§ **WHAT THE TASK REQUIRES**:
Wherever a line holds the string "بمنزلـة", copy that line.

§ **Stored entries**:
=======

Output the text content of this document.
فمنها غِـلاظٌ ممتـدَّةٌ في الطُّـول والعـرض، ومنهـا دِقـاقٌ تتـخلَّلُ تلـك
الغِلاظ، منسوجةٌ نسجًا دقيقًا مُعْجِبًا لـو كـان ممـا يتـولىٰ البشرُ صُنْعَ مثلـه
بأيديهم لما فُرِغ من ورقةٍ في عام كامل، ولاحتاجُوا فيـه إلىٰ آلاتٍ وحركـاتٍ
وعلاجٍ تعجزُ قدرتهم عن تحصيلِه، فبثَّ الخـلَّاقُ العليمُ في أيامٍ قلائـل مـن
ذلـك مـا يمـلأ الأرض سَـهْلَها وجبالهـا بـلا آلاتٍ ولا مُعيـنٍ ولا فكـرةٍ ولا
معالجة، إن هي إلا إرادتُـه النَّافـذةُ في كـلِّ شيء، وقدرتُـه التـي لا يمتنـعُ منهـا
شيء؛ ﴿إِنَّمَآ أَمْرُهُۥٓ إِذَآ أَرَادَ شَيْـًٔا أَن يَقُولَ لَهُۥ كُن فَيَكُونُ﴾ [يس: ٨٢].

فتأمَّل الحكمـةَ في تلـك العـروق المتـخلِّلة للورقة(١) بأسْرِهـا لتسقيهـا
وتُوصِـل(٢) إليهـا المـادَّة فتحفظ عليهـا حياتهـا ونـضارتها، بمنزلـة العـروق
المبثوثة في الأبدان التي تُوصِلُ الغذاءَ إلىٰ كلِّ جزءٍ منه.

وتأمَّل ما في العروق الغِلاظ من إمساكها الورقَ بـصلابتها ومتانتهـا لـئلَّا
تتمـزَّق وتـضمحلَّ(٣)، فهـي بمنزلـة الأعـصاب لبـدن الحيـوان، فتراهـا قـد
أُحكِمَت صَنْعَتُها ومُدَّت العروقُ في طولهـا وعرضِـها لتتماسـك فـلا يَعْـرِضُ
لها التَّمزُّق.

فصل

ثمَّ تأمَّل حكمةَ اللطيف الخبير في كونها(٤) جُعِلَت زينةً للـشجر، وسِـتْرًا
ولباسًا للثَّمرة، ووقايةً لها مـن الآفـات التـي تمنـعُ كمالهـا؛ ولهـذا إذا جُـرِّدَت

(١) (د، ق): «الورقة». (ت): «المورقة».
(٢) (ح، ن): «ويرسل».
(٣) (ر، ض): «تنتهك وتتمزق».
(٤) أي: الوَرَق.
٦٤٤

=======

§ **TASK RESPONSE**:
وتُوصِـل(٢) إليهـا المـادَّة فتحفظ عليهـا حياتهـا ونـضارتها، بمنزلـة العـروق
تتمـزَّق وتـضمحلَّ(٣)، فهـي بمنزلـة الأعـصاب لبـدن الحيـوان، فتراهـا قـد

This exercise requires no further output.